Stated task: Could you write out every entry exactly as it stands?
**** Record set
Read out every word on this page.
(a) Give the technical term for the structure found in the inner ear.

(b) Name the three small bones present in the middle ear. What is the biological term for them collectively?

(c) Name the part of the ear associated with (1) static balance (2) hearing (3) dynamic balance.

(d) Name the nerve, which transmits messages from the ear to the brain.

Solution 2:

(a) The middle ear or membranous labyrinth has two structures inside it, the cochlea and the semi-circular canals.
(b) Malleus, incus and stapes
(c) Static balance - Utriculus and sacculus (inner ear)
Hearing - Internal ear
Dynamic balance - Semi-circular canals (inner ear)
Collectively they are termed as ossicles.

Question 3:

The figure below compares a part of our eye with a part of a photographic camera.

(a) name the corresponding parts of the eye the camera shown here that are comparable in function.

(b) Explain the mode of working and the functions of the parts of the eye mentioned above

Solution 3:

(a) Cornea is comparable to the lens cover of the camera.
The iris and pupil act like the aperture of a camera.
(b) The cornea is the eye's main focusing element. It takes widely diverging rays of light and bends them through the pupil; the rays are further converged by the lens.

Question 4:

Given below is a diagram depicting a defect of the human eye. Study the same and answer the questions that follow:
********
Solution to the exercise:
Read out every word on this page.
(a) Give the technical term for the structure found in the inner ear.

(b) Name the three small bones present in the middle ear. What is the biological term for them collectively?

(c) Name the part of the ear associated with (1) static balance (2) hearing (3) dynamic balance.

(d) Name the nerve, which transmits messages from the ear to the brain.

Solution 2:

(a) The middle ear or membranous labyrinth has two structures inside it, the cochlea and the semi-circular canals.
(b) Malleus, incus and stapes
(c) Static balance - Utriculus and sacculus (inner ear)
Hearing - Internal ear
Dynamic balance - Semi-circular canals (inner ear)
Collectively they are termed as ossicles.

Question 3:

The figure below compares a part of our eye with a part of a photographic camera.

(a) name the corresponding parts of the eye the camera shown here that are comparable in function.

(b) Explain the mode of working and the functions of the parts of the eye mentioned above

Solution 3:

(a) Cornea is comparable to the lens cover of the camera.
The iris and pupil act like the aperture of a camera.
(b) The cornea is the eye's main focusing element. It takes widely diverging rays of light and bends them through the pupil; the rays are further converged by the lens.

Question 4:

Given below is a diagram depicting a defect of the human eye. Study the same and answer the questions that follow:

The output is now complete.